[Task brief] How many lines of the entries below include the word "utilizarea"? Answer with the number alone.

╭─ Records provided

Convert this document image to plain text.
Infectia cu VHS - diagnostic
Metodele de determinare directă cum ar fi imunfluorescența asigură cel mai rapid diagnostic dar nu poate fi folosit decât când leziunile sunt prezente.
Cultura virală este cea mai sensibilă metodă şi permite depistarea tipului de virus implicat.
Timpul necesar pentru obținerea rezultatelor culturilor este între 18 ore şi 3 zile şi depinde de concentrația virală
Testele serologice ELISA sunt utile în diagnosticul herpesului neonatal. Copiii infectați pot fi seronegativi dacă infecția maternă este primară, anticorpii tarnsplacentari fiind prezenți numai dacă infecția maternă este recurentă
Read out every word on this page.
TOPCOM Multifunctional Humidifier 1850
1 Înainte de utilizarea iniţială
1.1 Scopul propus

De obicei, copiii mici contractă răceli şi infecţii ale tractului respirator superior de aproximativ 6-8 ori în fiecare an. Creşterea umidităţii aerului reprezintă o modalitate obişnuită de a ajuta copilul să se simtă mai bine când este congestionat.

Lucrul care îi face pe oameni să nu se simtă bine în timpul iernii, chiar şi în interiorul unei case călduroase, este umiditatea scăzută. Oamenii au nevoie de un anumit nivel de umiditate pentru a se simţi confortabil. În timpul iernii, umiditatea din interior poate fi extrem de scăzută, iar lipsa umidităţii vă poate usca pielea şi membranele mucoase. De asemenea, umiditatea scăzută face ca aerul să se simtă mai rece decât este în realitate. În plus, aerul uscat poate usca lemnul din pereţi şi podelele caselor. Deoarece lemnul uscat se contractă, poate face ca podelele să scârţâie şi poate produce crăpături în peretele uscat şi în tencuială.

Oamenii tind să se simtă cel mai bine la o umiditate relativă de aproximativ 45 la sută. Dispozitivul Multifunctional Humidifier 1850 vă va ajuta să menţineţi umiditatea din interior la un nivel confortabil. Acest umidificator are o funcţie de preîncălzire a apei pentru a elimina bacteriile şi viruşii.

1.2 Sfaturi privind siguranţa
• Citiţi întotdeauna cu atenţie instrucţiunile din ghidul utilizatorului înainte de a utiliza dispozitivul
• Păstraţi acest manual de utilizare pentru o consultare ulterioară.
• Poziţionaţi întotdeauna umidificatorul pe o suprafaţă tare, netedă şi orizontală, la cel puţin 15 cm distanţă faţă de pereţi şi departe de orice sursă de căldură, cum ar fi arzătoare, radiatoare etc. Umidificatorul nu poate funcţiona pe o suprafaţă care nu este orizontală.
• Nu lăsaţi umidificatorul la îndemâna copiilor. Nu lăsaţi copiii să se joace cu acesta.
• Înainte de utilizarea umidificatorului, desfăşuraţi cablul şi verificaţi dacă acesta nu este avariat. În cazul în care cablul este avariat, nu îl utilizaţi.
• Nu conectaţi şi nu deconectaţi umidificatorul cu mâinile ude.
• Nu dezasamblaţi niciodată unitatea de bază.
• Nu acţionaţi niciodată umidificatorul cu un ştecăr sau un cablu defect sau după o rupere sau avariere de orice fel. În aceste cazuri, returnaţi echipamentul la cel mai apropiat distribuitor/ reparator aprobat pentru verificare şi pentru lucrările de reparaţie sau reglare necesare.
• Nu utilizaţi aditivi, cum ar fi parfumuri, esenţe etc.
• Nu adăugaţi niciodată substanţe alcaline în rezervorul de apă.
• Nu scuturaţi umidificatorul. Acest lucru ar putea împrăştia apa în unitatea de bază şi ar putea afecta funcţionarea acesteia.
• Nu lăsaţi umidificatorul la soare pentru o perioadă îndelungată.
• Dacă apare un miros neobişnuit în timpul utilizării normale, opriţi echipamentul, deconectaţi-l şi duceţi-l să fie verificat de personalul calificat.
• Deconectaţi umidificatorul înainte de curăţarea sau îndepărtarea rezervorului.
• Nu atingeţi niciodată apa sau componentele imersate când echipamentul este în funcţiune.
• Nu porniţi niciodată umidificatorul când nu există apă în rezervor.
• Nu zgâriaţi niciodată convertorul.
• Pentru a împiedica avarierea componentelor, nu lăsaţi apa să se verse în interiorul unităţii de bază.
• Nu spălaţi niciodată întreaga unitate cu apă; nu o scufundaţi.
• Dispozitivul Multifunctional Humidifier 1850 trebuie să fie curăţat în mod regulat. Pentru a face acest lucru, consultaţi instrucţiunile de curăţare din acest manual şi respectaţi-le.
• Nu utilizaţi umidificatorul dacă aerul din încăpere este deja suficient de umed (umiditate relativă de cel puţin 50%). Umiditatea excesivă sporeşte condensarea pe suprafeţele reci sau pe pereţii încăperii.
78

╰─

[Written reply] 2